++++ DATA PROVIDED ++++

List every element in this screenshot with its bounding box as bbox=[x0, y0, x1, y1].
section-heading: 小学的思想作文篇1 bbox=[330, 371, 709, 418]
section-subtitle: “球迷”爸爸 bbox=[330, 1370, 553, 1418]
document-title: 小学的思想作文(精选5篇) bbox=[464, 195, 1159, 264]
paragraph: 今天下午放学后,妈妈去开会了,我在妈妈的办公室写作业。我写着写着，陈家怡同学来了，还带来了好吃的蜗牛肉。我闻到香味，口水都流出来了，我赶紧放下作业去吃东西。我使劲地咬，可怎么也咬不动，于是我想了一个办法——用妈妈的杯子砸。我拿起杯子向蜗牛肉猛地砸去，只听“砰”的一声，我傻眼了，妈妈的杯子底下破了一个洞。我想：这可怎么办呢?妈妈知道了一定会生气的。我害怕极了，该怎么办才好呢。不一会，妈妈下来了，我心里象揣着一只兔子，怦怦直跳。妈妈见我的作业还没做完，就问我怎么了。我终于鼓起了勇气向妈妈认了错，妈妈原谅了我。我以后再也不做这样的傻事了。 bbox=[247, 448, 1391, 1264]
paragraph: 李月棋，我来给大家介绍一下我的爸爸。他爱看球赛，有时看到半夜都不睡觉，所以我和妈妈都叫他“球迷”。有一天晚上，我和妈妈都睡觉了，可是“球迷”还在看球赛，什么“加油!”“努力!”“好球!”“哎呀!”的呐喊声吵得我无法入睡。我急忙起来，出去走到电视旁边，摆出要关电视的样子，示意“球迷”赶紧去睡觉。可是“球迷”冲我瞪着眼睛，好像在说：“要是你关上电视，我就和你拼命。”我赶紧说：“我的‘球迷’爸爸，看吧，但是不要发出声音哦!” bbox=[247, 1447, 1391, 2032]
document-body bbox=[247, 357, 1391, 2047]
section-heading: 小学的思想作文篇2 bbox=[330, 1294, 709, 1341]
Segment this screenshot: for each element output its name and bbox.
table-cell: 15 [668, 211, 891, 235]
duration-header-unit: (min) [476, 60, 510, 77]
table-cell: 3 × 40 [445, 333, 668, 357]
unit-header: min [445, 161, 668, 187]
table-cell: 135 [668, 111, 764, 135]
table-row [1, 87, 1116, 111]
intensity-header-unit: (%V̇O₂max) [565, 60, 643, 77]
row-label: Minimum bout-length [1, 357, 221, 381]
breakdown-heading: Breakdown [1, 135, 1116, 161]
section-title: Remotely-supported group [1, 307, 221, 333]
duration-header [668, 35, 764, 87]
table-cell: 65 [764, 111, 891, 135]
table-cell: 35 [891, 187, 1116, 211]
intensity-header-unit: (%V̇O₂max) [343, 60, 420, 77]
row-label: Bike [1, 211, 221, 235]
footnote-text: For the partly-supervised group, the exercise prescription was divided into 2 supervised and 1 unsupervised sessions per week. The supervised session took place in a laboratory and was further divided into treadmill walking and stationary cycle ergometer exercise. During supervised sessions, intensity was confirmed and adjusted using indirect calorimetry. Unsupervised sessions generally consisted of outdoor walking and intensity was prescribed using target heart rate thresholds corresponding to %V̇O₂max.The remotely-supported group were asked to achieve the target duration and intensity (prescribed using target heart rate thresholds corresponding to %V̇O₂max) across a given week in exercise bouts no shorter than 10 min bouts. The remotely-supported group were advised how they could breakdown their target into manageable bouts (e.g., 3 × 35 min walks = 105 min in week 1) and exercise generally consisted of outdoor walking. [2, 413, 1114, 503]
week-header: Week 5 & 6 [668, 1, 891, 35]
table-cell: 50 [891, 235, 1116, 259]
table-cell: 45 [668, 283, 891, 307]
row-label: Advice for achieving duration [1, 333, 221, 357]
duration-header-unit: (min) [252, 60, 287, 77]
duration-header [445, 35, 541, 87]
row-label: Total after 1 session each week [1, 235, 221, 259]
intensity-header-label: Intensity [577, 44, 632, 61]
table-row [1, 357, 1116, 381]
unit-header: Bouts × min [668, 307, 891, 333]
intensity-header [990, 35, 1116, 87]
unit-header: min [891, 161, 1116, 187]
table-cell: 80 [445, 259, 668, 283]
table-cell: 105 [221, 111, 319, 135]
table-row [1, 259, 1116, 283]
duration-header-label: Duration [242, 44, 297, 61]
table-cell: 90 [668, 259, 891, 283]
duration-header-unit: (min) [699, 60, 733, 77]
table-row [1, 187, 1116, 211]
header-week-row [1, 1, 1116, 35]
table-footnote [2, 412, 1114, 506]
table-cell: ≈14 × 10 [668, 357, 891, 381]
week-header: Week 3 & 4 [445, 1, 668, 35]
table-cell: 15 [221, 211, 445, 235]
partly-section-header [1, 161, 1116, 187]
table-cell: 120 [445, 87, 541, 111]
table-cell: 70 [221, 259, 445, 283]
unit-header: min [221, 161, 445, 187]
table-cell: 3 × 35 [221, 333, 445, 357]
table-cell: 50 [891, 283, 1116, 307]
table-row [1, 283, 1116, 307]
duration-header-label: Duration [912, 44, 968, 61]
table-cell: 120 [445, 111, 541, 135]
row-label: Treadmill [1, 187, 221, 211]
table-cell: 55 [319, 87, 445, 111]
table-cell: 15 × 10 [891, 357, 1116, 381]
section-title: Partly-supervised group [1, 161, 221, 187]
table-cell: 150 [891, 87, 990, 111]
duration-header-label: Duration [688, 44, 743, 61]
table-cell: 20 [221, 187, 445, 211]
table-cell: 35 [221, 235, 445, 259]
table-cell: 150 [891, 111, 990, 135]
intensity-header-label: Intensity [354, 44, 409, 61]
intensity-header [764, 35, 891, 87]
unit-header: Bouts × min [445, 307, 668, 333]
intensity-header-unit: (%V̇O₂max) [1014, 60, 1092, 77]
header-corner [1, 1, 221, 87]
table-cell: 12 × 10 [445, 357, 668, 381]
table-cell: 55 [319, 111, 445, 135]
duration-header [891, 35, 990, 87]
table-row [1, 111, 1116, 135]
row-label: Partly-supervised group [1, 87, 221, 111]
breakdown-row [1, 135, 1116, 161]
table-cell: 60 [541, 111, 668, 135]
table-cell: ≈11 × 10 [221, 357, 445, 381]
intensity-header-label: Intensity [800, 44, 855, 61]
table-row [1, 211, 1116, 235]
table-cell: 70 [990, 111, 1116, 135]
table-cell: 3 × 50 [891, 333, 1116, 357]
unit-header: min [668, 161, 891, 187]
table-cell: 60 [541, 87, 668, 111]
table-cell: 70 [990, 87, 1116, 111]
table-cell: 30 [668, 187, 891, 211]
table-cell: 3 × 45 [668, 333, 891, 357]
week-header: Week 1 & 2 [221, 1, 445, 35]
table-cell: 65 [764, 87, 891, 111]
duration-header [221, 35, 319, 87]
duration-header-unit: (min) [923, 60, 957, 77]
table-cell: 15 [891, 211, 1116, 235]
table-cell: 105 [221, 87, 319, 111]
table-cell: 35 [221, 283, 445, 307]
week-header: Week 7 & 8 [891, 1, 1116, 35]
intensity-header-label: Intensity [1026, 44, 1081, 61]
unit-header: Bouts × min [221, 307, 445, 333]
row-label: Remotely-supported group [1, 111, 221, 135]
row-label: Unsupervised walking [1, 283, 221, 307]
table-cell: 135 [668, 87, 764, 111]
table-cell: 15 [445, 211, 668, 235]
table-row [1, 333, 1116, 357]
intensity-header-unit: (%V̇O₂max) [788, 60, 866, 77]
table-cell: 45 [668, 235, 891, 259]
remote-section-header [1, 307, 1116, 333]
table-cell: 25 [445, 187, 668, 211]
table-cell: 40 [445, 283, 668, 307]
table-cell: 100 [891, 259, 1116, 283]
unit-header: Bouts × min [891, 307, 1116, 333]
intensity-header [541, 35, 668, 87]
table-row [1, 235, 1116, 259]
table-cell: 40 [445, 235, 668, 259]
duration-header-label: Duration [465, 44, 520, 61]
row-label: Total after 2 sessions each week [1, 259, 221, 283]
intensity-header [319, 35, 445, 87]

++++

Output every line from the start of the material through the line holding "document-title: 小学的思想作文(精选5篇) bbox=[464, 195, 1159, 264]", both included, as a Markdown table with the columns No. and Text. Give each line a row number and leave out blank lines.

| No. | Text |
|---|---|
| 1 | List every element in this screenshot with its bounding box as bbox=[x0, y0, x1, y1]. |
| 2 | section-heading: 小学的思想作文篇1 bbox=[330, 371, 709, 418] |
| 3 | section-subtitle: “球迷”爸爸 bbox=[330, 1370, 553, 1418] |
| 4 | document-title: 小学的思想作文(精选5篇) bbox=[464, 195, 1159, 264] |